**Instructions for the task:**
Copy the items below character for character, starting at their first line and stopping after the line that contains "trash-icon [589,104,602,120]".
════
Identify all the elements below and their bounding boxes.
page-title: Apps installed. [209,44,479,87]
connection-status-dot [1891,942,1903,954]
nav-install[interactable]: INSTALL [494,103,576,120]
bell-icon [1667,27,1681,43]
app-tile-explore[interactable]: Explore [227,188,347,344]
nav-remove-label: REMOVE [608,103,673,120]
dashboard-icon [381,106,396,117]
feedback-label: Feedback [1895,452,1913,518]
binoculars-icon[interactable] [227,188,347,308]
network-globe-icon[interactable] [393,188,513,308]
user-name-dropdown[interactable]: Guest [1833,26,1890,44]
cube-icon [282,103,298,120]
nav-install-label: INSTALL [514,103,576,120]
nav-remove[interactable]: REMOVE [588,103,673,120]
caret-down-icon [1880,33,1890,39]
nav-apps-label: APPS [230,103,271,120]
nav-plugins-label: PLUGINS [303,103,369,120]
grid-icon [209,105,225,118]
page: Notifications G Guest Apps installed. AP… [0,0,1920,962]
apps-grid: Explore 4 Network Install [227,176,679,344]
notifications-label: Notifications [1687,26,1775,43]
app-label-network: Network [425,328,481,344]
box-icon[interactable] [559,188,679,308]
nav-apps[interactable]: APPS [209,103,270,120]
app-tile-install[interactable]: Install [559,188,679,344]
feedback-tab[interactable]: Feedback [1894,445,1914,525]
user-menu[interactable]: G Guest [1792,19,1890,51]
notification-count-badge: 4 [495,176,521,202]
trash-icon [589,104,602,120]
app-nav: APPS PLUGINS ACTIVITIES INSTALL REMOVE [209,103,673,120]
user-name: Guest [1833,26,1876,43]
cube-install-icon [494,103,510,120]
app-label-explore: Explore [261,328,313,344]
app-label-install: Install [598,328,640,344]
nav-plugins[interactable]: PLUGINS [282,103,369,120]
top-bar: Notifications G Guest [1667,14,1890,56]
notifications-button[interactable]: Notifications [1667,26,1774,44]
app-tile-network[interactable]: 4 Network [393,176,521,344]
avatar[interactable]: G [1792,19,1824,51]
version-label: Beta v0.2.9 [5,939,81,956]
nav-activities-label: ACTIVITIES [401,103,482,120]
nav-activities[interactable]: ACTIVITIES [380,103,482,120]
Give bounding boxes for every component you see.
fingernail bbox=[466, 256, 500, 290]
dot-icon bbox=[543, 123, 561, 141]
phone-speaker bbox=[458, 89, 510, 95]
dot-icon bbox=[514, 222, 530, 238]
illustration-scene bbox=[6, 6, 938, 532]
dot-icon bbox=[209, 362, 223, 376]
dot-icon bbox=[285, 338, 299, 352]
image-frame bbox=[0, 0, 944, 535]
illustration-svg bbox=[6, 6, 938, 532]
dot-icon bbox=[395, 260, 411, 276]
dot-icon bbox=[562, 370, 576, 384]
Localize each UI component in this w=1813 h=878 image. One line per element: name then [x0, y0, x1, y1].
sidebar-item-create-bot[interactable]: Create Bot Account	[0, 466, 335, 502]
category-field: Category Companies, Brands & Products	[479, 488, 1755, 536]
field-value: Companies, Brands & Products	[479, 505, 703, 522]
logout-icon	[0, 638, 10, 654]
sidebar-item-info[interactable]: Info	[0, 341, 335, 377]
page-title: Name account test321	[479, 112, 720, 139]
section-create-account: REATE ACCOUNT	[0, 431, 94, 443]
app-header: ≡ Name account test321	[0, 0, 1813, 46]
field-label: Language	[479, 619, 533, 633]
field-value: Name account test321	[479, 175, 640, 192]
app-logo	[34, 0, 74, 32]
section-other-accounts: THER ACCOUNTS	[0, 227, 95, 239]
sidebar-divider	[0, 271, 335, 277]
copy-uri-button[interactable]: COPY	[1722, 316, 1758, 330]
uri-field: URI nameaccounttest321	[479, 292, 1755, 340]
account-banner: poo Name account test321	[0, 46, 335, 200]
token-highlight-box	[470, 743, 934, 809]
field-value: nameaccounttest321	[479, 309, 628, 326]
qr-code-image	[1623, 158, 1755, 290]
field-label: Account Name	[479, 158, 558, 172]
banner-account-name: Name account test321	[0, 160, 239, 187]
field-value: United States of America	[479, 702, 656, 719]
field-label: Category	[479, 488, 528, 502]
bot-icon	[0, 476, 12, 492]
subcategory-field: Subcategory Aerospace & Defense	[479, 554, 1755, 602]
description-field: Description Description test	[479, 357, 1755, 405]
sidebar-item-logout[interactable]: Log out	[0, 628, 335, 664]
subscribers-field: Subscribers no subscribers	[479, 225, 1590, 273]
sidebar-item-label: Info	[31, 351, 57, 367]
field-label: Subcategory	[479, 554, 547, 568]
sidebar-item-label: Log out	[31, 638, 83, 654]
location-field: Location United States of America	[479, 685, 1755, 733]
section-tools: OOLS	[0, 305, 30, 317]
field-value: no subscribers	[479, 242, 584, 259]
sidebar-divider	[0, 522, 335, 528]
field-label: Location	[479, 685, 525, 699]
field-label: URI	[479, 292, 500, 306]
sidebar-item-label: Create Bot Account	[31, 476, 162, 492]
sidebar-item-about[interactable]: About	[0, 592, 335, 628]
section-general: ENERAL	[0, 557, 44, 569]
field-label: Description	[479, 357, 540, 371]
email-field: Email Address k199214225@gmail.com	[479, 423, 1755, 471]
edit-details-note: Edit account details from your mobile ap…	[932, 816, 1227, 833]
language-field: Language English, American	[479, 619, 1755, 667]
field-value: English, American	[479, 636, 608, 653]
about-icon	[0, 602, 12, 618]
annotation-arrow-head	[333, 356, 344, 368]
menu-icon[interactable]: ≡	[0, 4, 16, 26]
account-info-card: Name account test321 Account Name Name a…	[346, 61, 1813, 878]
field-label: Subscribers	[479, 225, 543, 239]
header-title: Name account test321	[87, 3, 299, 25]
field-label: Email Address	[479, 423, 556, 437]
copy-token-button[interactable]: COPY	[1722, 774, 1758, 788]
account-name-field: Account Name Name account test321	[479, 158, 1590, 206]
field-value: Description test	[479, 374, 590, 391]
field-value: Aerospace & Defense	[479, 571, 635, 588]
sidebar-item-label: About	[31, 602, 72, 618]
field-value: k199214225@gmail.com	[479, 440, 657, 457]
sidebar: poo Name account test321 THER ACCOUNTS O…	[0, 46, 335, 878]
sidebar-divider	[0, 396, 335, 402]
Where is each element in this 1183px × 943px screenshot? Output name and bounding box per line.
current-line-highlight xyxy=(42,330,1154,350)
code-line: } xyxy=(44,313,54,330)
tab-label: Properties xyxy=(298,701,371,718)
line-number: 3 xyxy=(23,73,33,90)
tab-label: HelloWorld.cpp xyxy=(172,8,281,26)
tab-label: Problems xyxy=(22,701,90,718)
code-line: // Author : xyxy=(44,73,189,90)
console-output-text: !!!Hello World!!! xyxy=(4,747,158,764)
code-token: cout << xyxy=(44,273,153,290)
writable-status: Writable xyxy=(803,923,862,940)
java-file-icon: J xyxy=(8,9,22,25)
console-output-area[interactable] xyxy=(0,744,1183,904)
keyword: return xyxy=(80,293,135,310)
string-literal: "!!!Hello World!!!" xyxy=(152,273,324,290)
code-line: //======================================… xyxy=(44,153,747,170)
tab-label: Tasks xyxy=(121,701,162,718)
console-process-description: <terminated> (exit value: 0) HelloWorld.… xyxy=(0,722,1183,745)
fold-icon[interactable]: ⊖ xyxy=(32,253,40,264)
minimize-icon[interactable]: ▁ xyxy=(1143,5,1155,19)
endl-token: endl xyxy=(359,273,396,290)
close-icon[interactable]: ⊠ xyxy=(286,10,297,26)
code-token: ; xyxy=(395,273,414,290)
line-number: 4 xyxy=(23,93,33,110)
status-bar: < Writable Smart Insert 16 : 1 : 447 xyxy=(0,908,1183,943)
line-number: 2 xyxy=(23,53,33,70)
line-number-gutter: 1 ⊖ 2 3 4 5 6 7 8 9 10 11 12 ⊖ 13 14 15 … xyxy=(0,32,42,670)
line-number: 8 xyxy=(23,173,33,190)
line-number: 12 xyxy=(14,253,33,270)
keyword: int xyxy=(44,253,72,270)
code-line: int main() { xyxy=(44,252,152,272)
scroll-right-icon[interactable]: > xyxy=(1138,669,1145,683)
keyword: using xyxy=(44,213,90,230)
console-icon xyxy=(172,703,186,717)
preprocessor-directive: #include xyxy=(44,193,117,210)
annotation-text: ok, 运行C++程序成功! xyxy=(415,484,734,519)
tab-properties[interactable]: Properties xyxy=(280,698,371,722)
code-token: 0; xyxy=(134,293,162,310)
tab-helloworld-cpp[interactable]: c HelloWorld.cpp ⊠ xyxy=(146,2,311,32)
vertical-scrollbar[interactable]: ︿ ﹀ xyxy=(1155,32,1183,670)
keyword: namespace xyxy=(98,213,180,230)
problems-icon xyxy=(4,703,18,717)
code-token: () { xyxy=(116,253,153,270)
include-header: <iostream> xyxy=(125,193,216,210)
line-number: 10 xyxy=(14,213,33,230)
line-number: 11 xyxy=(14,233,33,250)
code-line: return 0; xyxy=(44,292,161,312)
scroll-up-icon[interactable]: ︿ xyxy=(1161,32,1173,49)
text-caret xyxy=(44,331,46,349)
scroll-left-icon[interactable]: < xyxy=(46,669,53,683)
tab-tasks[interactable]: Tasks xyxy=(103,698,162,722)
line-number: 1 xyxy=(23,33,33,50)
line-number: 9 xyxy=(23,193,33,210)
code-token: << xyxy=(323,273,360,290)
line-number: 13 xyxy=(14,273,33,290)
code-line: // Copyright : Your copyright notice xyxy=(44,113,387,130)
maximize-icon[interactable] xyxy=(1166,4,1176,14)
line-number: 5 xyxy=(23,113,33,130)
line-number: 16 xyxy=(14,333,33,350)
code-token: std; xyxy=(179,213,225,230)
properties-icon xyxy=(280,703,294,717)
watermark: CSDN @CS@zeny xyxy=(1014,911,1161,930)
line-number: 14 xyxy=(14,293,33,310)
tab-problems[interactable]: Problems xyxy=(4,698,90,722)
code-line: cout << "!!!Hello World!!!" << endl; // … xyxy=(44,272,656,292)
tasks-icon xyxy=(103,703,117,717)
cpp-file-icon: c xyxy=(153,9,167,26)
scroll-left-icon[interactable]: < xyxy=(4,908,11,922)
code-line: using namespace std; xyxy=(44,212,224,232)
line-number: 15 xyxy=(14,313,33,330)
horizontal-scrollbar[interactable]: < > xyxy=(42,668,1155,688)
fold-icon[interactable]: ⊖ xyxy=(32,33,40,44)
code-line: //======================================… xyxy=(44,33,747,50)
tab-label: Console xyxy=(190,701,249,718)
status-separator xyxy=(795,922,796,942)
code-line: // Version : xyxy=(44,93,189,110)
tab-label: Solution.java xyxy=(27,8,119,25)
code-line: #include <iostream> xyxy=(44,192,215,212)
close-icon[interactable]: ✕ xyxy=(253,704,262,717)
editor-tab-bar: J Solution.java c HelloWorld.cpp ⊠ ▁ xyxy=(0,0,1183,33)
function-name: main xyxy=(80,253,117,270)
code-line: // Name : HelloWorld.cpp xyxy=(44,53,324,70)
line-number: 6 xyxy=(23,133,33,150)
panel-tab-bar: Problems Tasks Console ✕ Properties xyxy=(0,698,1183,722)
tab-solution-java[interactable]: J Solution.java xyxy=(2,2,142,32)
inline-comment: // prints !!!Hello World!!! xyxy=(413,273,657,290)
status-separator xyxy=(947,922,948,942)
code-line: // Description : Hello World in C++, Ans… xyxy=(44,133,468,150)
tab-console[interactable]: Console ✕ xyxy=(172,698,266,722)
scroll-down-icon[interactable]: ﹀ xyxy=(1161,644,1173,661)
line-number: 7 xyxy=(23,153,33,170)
════
**Result of the exercise:**
Identify all the elements below and their bounding boxes.
page-title: Apps installed. [209,44,479,87]
connection-status-dot [1891,942,1903,954]
nav-install[interactable]: INSTALL [494,103,576,120]
bell-icon [1667,27,1681,43]
app-tile-explore[interactable]: Explore [227,188,347,344]
nav-remove-label: REMOVE [608,103,673,120]
dashboard-icon [381,106,396,117]
feedback-label: Feedback [1895,452,1913,518]
binoculars-icon[interactable] [227,188,347,308]
network-globe-icon[interactable] [393,188,513,308]
user-name-dropdown[interactable]: Guest [1833,26,1890,44]
cube-icon [282,103,298,120]
nav-install-label: INSTALL [514,103,576,120]
nav-remove[interactable]: REMOVE [588,103,673,120]
caret-down-icon [1880,33,1890,39]
nav-apps-label: APPS [230,103,271,120]
nav-plugins-label: PLUGINS [303,103,369,120]
grid-icon [209,105,225,118]
page: Notifications G Guest Apps installed. AP… [0,0,1920,962]
apps-grid: Explore 4 Network Install [227,176,679,344]
notifications-label: Notifications [1687,26,1775,43]
app-label-network: Network [425,328,481,344]
box-icon[interactable] [559,188,679,308]
nav-apps[interactable]: APPS [209,103,270,120]
app-tile-install[interactable]: Install [559,188,679,344]
feedback-tab[interactable]: Feedback [1894,445,1914,525]
user-menu[interactable]: G Guest [1792,19,1890,51]
notification-count-badge: 4 [495,176,521,202]
trash-icon [589,104,602,120]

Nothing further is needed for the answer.